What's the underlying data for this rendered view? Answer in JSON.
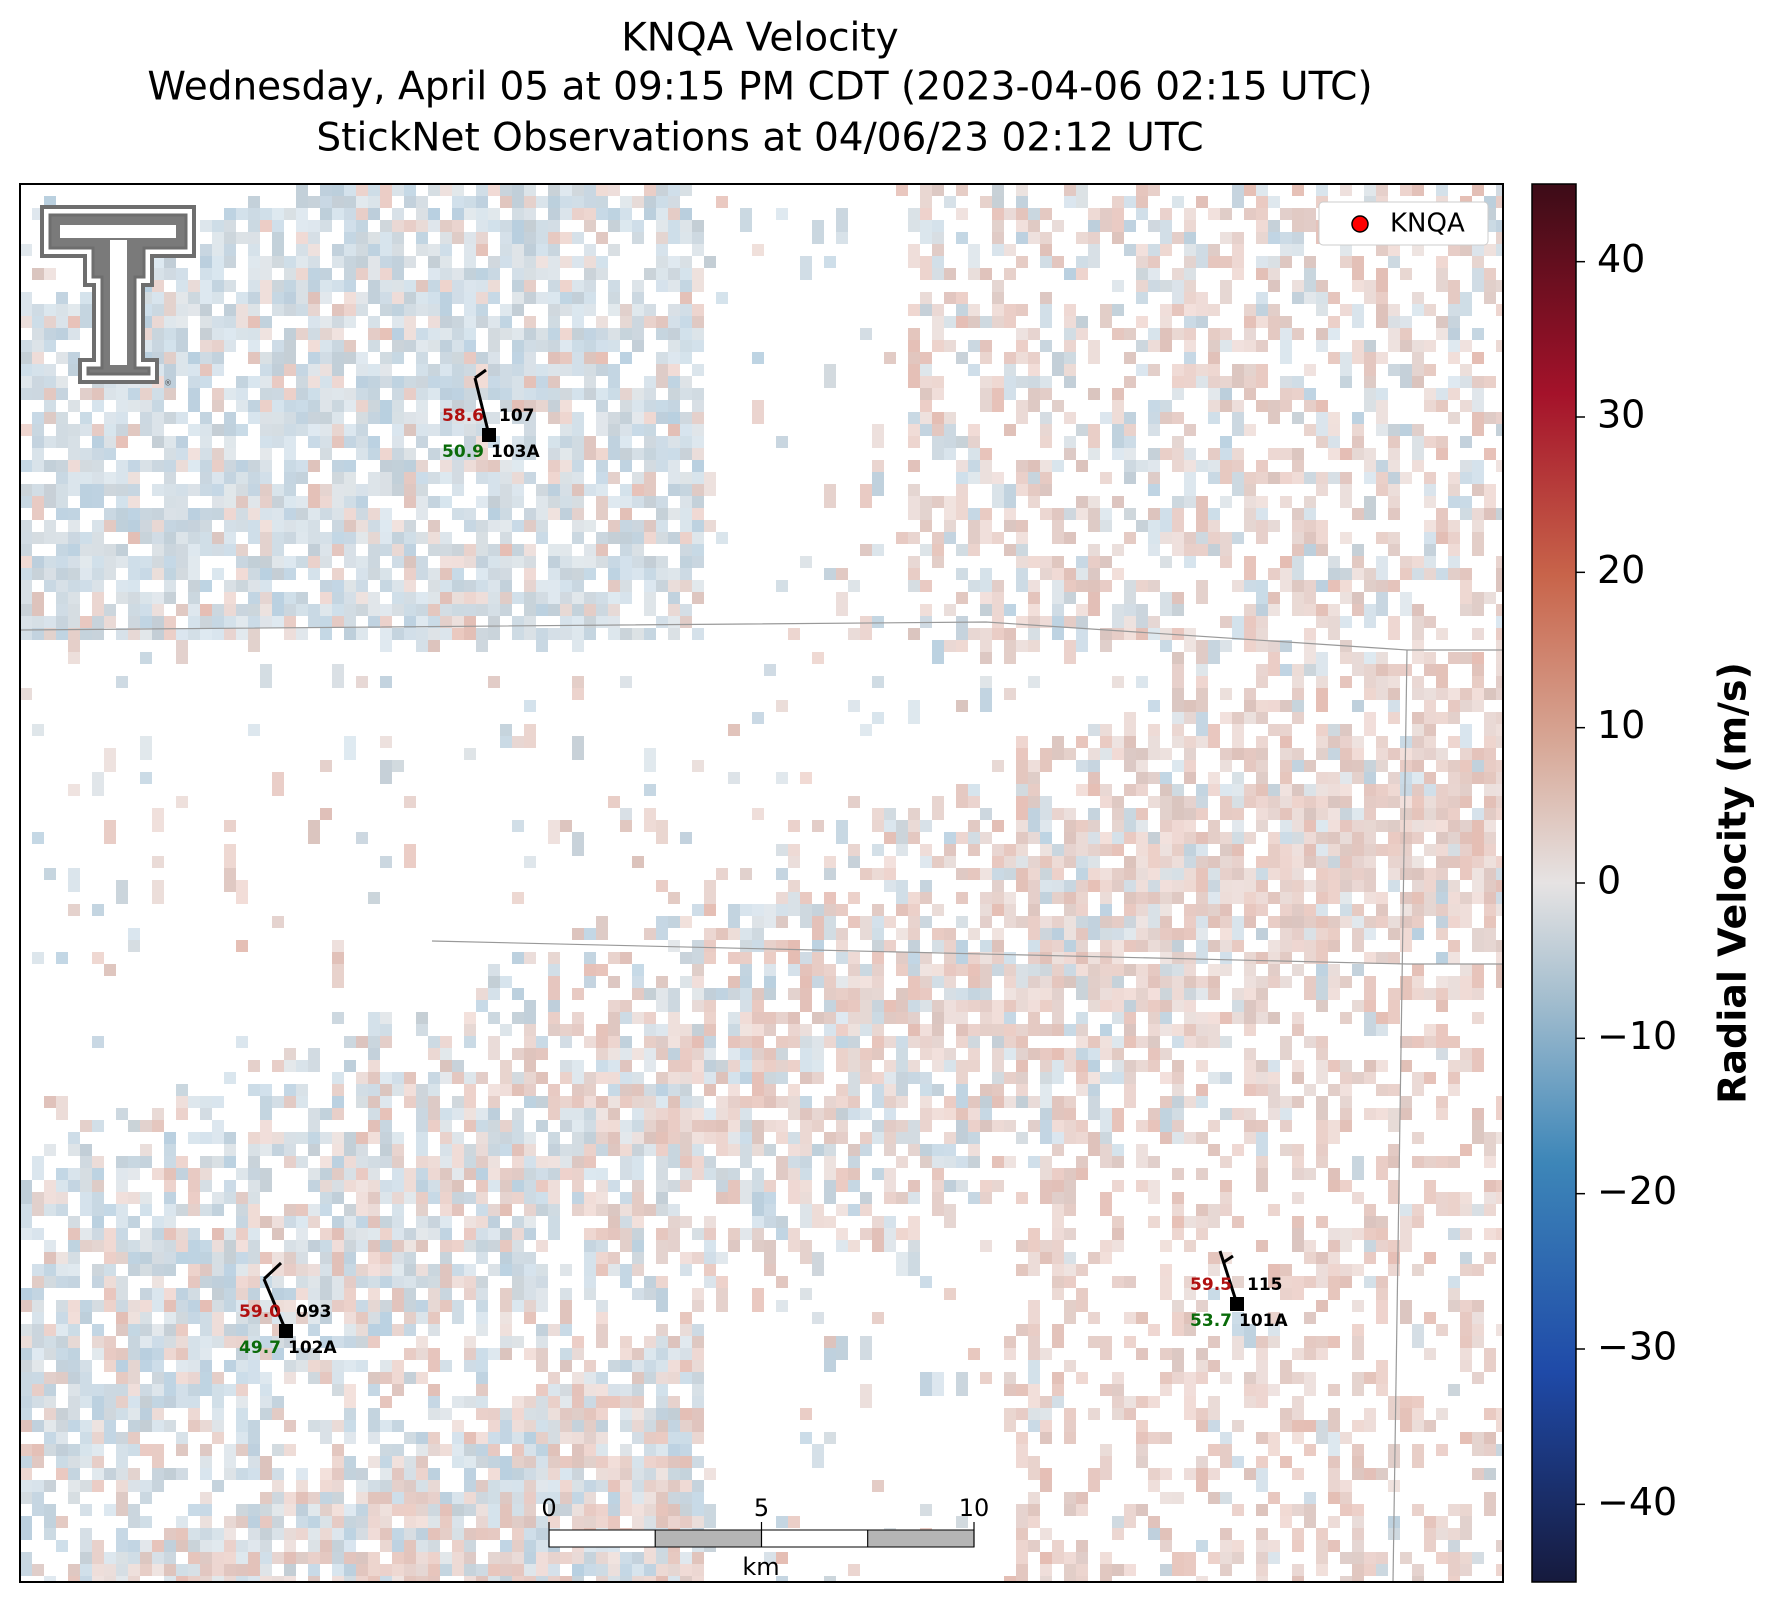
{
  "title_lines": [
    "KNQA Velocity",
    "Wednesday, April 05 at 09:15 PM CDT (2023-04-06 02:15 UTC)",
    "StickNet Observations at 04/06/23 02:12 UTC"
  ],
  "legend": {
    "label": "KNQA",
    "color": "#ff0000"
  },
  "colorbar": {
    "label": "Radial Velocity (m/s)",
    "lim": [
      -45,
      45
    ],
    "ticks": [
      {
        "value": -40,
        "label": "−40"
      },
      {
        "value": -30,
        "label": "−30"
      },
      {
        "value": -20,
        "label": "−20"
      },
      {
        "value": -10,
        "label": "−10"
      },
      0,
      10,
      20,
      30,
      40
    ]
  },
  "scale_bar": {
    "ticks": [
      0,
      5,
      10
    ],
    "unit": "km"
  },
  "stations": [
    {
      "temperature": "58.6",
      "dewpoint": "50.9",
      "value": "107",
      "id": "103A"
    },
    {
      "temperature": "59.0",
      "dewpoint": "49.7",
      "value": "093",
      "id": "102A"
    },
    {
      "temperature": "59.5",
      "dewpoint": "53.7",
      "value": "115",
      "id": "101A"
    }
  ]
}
------------------------------------------------------------------------
*What to work on*:
Set each line of the records down exactly, leaving every picture out.

*Solution*:
What's the underlying data for this rendered view? Answer in JSON.
{
  "title_lines": [
    "KNQA Velocity",
    "Wednesday, April 05 at 09:15 PM CDT (2023-04-06 02:15 UTC)",
    "StickNet Observations at 04/06/23 02:12 UTC"
  ],
  "legend": {
    "label": "KNQA",
    "color": "#ff0000"
  },
  "colorbar": {
    "label": "Radial Velocity (m/s)",
    "lim": [
      -45,
      45
    ],
    "ticks": [
      {
        "value": -40,
        "label": "−40"
      },
      {
        "value": -30,
        "label": "−30"
      },
      {
        "value": -20,
        "label": "−20"
      },
      {
        "value": -10,
        "label": "−10"
      },
      0,
      10,
      20,
      30,
      40
    ]
  },
  "scale_bar": {
    "ticks": [
      0,
      5,
      10
    ],
    "unit": "km"
  },
  "stations": [
    {
      "temperature": "58.6",
      "dewpoint": "50.9",
      "value": "107",
      "id": "103A"
    },
    {
      "temperature": "59.0",
      "dewpoint": "49.7",
      "value": "093",
      "id": "102A"
    },
    {
      "temperature": "59.5",
      "dewpoint": "53.7",
      "value": "115",
      "id": "101A"
    }
  ]
}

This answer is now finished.